INSTRUCTIONS TO FOLLOW:
Except for the pictures, reproduce the records word for word.

WORKING DATA:
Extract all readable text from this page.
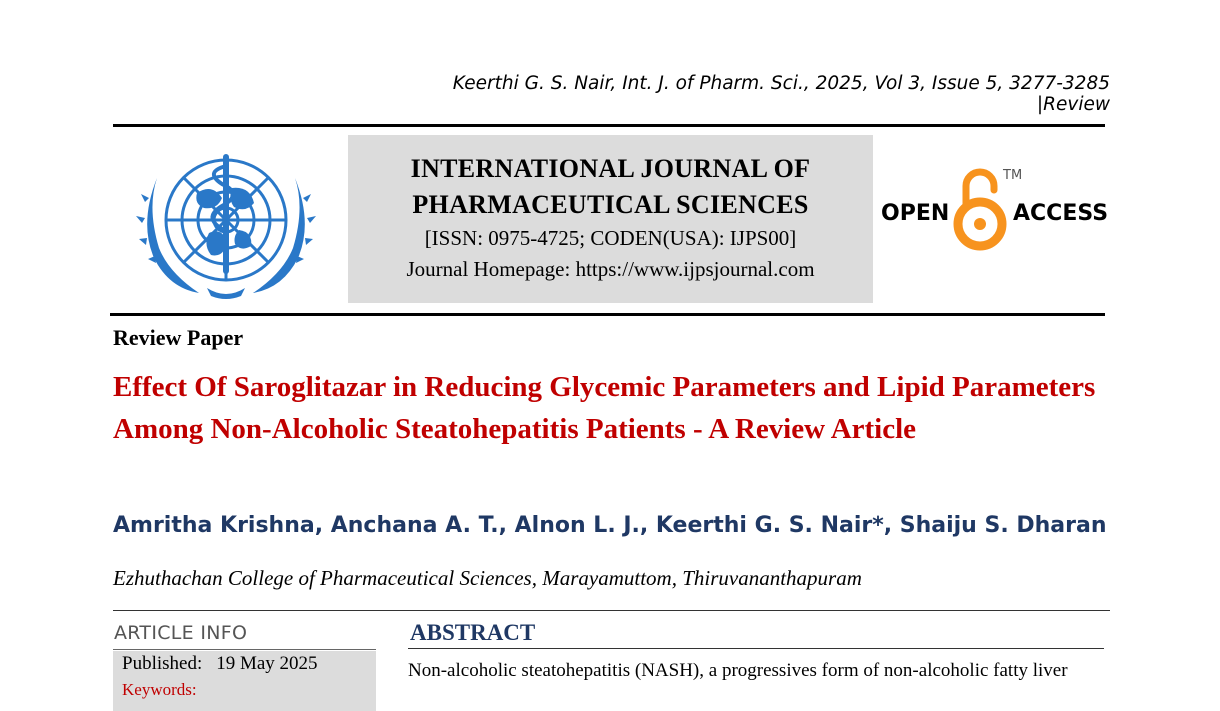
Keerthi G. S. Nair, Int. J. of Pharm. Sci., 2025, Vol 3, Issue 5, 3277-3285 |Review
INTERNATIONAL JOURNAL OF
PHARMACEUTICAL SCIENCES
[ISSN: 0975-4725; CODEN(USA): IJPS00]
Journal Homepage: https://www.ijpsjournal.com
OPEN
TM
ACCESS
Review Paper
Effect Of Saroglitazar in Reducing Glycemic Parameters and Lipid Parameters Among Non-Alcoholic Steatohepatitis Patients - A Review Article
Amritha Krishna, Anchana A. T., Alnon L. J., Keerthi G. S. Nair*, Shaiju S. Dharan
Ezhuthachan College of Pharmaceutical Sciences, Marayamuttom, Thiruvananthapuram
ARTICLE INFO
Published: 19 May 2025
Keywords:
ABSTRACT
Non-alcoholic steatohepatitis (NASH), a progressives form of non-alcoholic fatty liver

SOLUTION TO THE EXERCISE:
Extract all readable text from this page.
Keerthi G. S. Nair, Int. J. of Pharm. Sci., 2025, Vol 3, Issue 5, 3277-3285 |Review
INTERNATIONAL JOURNAL OF
PHARMACEUTICAL SCIENCES
[ISSN: 0975-4725; CODEN(USA): IJPS00]
Journal Homepage: https://www.ijpsjournal.com
OPEN
TM
ACCESS
Review Paper
Effect Of Saroglitazar in Reducing Glycemic Parameters and Lipid Parameters Among Non-Alcoholic Steatohepatitis Patients - A Review Article
Amritha Krishna, Anchana A. T., Alnon L. J., Keerthi G. S. Nair*, Shaiju S. Dharan
Ezhuthachan College of Pharmaceutical Sciences, Marayamuttom, Thiruvananthapuram
ARTICLE INFO
Published: 19 May 2025
Keywords:
ABSTRACT
Non-alcoholic steatohepatitis (NASH), a progressives form of non-alcoholic fatty liver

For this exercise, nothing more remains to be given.